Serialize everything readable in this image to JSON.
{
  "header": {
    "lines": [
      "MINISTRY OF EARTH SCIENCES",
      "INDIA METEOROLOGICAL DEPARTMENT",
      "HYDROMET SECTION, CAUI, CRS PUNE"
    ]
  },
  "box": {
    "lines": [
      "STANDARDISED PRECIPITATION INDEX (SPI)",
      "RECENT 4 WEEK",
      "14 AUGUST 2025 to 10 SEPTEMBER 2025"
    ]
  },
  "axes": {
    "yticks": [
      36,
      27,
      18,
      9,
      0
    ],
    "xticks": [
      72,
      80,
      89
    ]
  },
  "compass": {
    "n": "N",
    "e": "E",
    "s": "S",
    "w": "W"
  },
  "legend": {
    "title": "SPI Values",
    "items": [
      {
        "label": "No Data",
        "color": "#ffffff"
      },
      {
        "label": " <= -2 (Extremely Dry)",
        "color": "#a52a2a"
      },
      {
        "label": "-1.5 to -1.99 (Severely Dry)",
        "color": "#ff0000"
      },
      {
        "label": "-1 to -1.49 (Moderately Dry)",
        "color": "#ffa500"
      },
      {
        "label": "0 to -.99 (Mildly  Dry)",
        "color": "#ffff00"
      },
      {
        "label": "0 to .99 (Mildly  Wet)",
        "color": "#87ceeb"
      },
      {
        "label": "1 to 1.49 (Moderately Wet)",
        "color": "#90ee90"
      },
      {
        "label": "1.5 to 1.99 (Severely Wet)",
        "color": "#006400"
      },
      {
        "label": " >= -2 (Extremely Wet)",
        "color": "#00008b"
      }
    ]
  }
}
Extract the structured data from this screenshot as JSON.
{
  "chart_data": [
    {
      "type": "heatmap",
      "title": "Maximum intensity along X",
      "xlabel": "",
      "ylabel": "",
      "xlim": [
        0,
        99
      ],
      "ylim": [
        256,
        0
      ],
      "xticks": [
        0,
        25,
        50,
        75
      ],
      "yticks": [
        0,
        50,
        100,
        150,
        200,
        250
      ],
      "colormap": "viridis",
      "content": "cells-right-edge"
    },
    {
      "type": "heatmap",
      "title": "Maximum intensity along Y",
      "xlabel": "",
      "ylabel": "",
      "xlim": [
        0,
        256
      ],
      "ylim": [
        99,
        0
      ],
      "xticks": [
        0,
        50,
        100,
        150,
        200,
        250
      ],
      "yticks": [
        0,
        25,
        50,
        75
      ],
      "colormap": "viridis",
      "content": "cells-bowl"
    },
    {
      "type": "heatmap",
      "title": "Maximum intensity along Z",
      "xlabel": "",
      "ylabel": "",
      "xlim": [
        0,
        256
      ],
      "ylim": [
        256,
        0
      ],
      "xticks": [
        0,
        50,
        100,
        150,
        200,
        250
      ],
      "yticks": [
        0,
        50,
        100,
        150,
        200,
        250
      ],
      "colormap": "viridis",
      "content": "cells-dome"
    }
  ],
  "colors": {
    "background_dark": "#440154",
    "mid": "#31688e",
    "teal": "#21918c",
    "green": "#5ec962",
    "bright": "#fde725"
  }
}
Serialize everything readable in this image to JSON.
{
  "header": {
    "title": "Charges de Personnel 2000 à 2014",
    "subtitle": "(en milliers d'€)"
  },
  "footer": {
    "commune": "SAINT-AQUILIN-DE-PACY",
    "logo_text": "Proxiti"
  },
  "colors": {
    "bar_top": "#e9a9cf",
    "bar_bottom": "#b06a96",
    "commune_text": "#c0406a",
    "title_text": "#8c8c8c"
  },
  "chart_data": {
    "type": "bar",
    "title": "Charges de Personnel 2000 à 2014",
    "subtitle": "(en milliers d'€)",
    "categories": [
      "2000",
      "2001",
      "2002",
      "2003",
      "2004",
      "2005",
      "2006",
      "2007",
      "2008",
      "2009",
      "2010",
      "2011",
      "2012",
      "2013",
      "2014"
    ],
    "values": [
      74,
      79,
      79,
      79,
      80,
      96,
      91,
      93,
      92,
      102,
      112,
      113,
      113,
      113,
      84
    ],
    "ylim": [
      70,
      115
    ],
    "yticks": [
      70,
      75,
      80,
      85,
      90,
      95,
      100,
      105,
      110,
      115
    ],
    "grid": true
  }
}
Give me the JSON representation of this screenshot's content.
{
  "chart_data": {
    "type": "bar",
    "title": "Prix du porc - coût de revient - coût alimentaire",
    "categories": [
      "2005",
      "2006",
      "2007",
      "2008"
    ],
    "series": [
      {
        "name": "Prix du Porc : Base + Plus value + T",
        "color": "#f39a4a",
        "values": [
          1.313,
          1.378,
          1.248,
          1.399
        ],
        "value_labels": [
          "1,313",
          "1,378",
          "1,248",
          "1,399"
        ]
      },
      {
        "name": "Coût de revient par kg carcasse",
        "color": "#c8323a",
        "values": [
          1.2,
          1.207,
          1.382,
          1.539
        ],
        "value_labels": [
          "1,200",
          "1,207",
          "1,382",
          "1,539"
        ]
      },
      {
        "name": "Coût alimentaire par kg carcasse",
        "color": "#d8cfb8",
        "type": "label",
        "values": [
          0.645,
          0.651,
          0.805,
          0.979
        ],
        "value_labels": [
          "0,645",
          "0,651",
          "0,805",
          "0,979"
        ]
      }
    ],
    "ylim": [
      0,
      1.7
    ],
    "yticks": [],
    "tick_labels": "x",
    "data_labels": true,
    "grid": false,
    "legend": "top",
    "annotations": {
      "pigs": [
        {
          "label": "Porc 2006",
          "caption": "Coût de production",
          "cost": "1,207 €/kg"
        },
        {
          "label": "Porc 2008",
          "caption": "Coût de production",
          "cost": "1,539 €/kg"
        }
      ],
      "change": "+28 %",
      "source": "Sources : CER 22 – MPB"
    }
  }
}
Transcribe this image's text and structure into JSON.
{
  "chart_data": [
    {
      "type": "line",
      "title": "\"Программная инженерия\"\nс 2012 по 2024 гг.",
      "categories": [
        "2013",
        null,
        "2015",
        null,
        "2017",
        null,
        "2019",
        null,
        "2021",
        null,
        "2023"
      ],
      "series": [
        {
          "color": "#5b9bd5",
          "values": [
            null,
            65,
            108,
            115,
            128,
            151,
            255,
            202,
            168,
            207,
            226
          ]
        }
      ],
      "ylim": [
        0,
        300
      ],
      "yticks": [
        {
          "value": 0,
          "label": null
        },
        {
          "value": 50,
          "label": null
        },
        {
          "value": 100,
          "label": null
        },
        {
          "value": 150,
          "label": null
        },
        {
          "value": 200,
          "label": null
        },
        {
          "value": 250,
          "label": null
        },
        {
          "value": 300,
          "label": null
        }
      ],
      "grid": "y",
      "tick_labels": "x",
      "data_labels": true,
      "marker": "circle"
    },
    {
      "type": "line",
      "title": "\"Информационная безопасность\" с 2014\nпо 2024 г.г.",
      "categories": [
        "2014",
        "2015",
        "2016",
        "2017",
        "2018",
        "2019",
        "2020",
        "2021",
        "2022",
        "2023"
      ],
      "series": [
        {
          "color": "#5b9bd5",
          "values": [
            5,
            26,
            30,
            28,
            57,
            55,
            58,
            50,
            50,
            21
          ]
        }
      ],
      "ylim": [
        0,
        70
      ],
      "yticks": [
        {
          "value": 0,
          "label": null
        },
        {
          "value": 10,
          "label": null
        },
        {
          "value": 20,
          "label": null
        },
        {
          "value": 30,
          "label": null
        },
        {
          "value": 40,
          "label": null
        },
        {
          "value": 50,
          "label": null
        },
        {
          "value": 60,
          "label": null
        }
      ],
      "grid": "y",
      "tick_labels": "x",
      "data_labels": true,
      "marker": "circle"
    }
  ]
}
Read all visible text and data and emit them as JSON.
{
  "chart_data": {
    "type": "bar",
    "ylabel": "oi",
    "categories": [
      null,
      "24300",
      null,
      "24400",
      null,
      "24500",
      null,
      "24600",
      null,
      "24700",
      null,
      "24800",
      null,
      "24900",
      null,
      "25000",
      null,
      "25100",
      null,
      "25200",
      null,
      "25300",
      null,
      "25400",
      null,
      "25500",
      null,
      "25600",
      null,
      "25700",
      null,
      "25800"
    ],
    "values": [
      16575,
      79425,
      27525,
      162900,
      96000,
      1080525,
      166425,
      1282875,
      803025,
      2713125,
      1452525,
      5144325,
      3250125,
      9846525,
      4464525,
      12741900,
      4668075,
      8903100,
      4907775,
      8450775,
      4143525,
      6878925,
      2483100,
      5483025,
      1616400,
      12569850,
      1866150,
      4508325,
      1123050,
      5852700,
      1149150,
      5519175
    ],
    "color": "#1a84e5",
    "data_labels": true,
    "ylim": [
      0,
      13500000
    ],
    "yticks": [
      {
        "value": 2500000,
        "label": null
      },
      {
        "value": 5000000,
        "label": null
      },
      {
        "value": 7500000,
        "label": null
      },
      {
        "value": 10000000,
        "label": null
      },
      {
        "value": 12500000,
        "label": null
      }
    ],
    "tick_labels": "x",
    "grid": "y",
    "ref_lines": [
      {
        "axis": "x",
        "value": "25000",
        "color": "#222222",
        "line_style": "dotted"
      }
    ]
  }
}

────────────────────

■ **PROBLEM TO SOLVE**
Your task is to pick out every line with the string "subtitle" and copy it.

■ **OUTPUT OF THE EXERCISE**
    "subtitle": "(en milliers d'€)"
    "subtitle": "(en milliers d'€)",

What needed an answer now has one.